[Start]

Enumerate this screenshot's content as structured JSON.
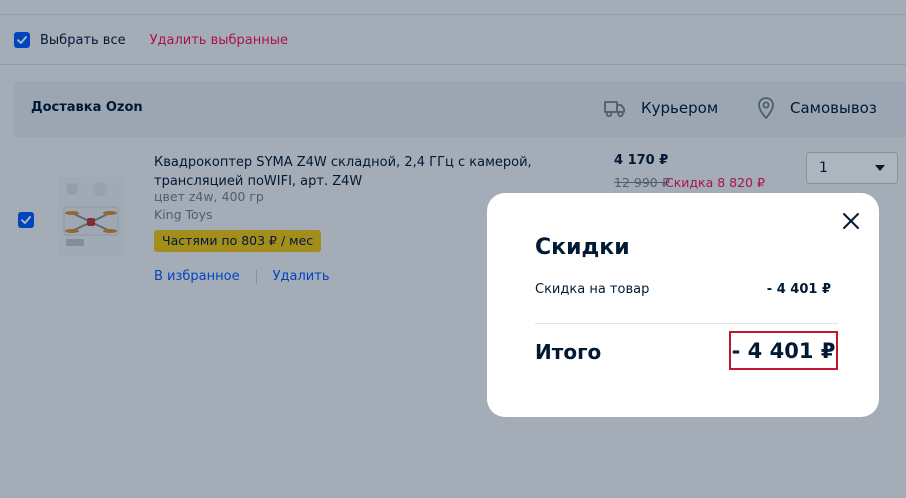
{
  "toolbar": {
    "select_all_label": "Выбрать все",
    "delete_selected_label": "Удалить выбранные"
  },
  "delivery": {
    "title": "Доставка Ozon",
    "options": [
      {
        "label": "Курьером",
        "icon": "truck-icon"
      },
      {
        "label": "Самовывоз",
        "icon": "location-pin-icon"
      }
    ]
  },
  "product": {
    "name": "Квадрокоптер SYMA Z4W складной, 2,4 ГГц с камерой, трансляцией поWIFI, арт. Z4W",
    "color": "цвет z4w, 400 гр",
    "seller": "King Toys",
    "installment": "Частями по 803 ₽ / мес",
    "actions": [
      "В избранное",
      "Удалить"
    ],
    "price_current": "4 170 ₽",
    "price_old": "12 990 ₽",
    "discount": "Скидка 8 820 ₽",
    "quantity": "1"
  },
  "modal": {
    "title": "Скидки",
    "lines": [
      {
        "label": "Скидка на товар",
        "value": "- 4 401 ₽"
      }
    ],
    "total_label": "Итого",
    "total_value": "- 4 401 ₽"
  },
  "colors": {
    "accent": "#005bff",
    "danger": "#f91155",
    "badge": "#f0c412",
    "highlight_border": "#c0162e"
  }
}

[End]

*What the task asks*. All of the records need repeating exactly, except for the pictures.

*Correct response*.
Enumerate this screenshot's content as structured JSON.
{
  "toolbar": {
    "select_all_label": "Выбрать все",
    "delete_selected_label": "Удалить выбранные"
  },
  "delivery": {
    "title": "Доставка Ozon",
    "options": [
      {
        "label": "Курьером",
        "icon": "truck-icon"
      },
      {
        "label": "Самовывоз",
        "icon": "location-pin-icon"
      }
    ]
  },
  "product": {
    "name": "Квадрокоптер SYMA Z4W складной, 2,4 ГГц с камерой, трансляцией поWIFI, арт. Z4W",
    "color": "цвет z4w, 400 гр",
    "seller": "King Toys",
    "installment": "Частями по 803 ₽ / мес",
    "actions": [
      "В избранное",
      "Удалить"
    ],
    "price_current": "4 170 ₽",
    "price_old": "12 990 ₽",
    "discount": "Скидка 8 820 ₽",
    "quantity": "1"
  },
  "modal": {
    "title": "Скидки",
    "lines": [
      {
        "label": "Скидка на товар",
        "value": "- 4 401 ₽"
      }
    ],
    "total_label": "Итого",
    "total_value": "- 4 401 ₽"
  },
  "colors": {
    "accent": "#005bff",
    "danger": "#f91155",
    "badge": "#f0c412",
    "highlight_border": "#c0162e"
  }
}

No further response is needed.